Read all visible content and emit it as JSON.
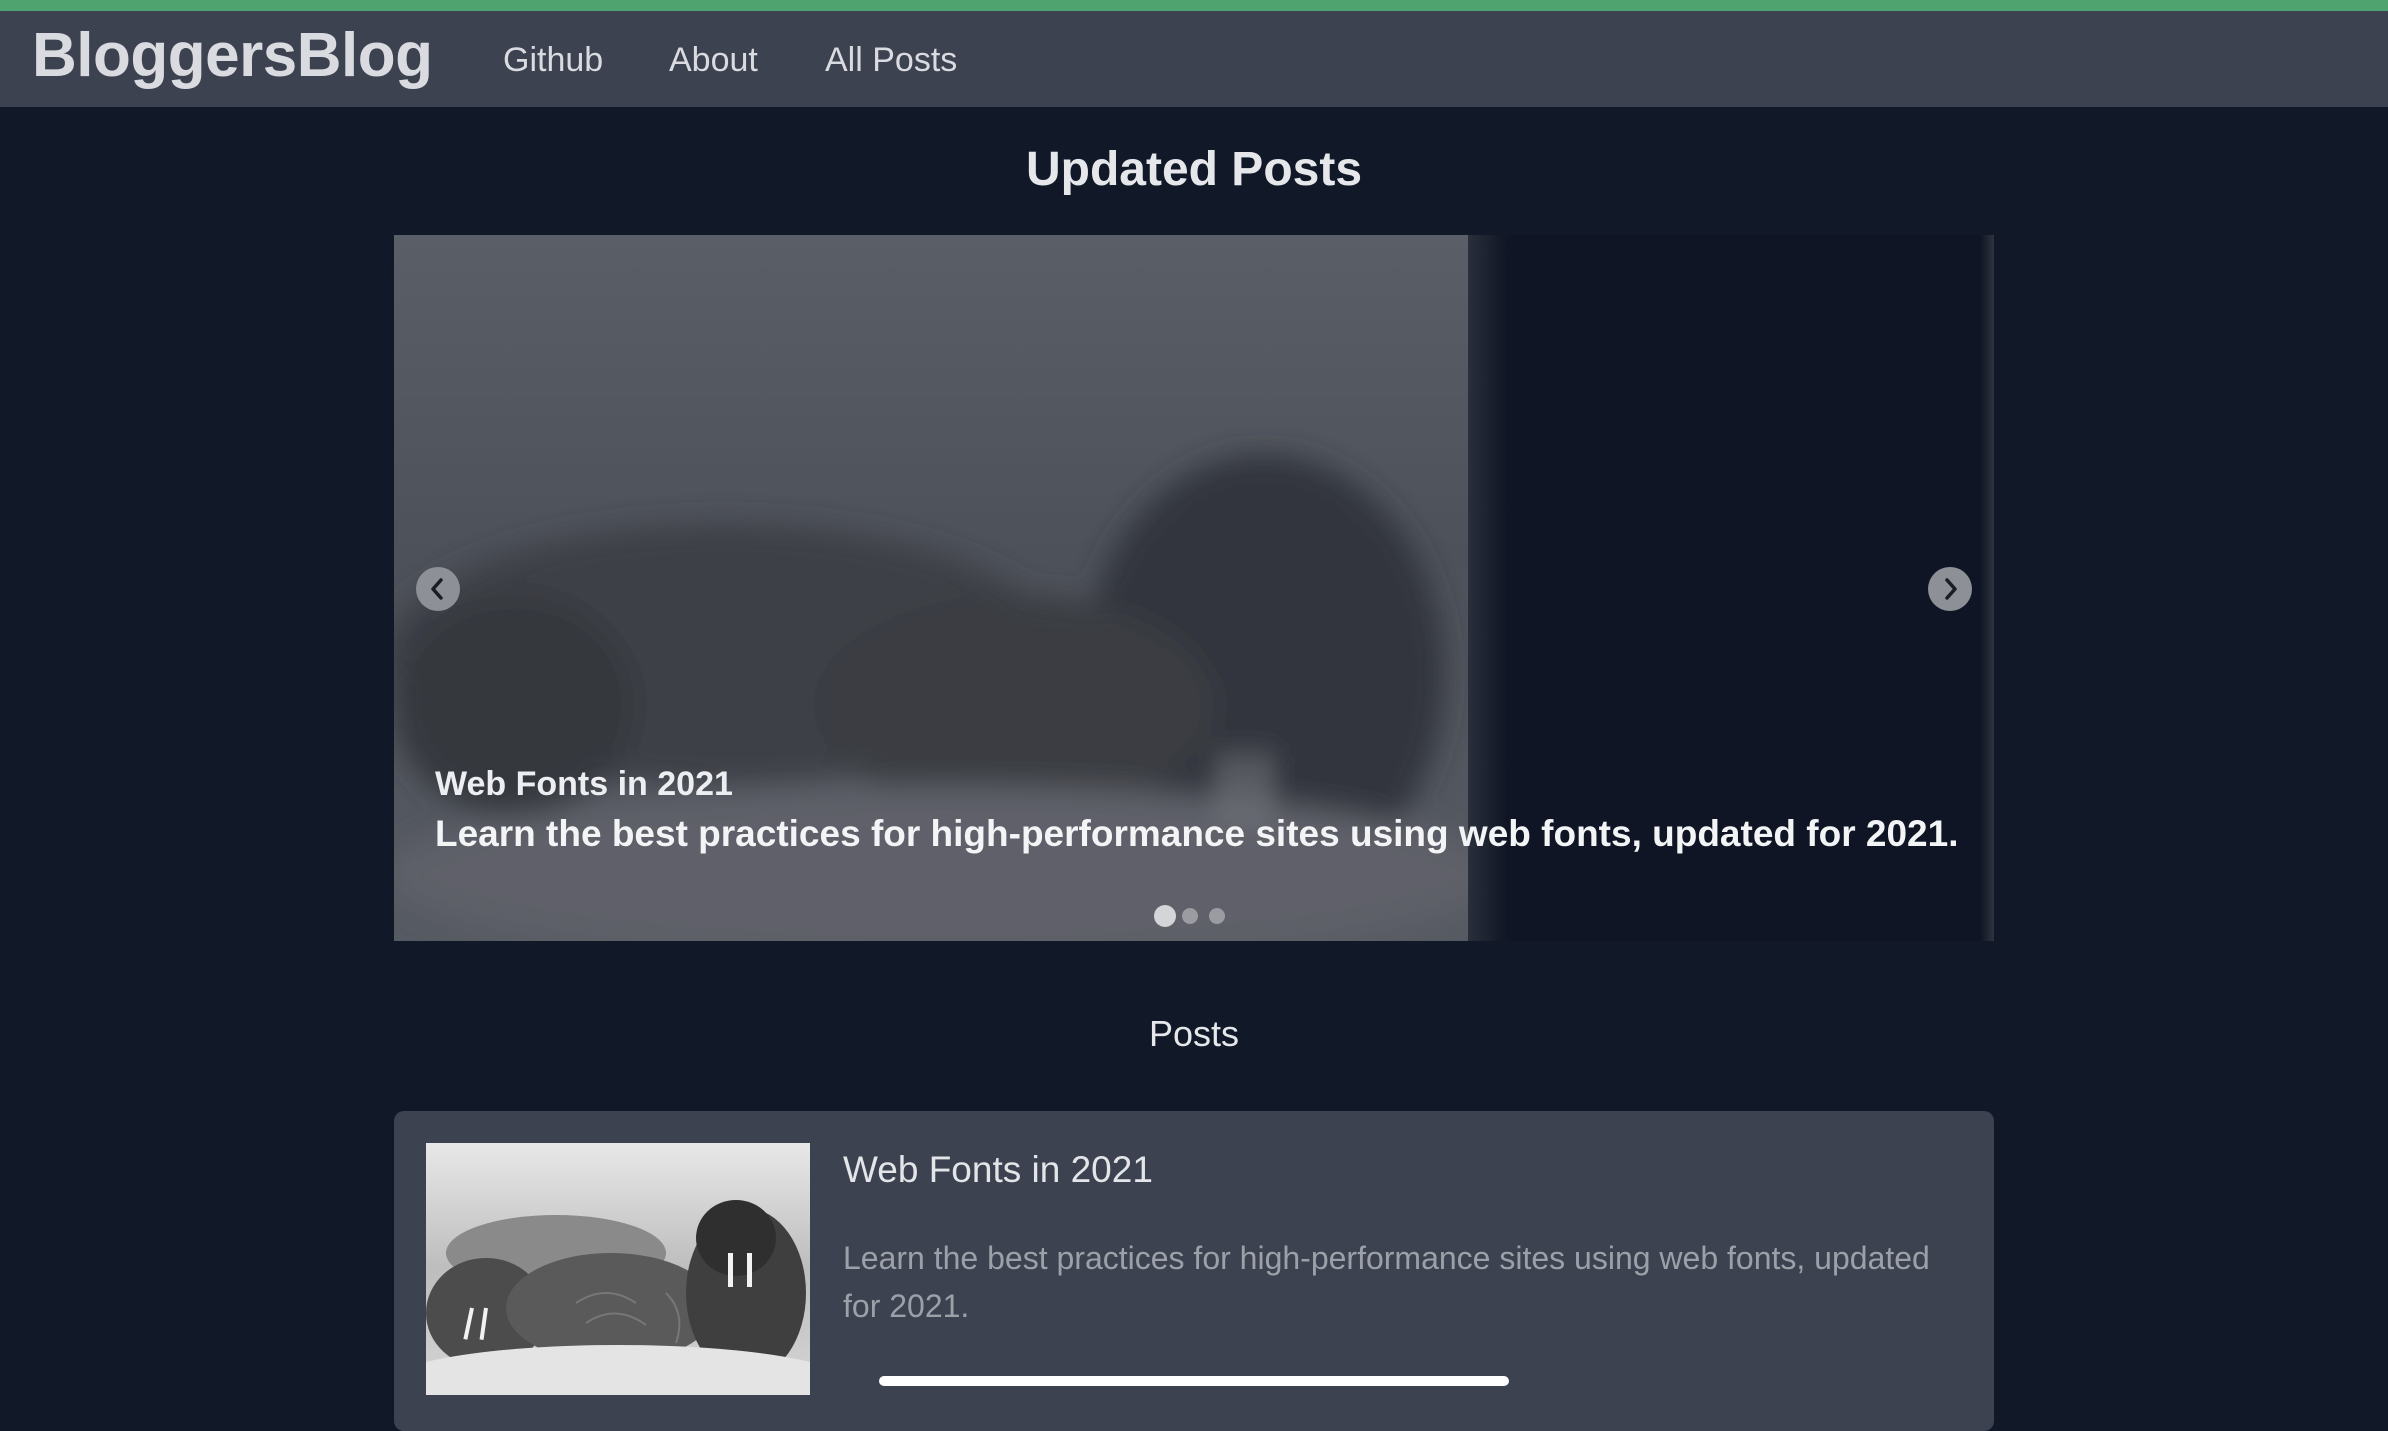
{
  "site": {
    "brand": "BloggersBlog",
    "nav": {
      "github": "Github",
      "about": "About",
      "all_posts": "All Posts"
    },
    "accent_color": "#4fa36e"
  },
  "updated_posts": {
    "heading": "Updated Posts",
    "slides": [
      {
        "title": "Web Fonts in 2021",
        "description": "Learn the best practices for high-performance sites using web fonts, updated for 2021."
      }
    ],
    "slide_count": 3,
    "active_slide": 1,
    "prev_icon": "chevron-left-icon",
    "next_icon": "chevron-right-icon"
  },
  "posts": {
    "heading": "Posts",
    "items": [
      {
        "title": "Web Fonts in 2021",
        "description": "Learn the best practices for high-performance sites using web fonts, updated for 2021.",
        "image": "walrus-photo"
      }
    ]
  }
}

--*--

• _GIVEN REQUEST_
Leave out every line without the string "icon" and copy the rest.

• _RESULT BELOW_
    "prev_icon": "chevron-left-icon",
    "next_icon": "chevron-right-icon"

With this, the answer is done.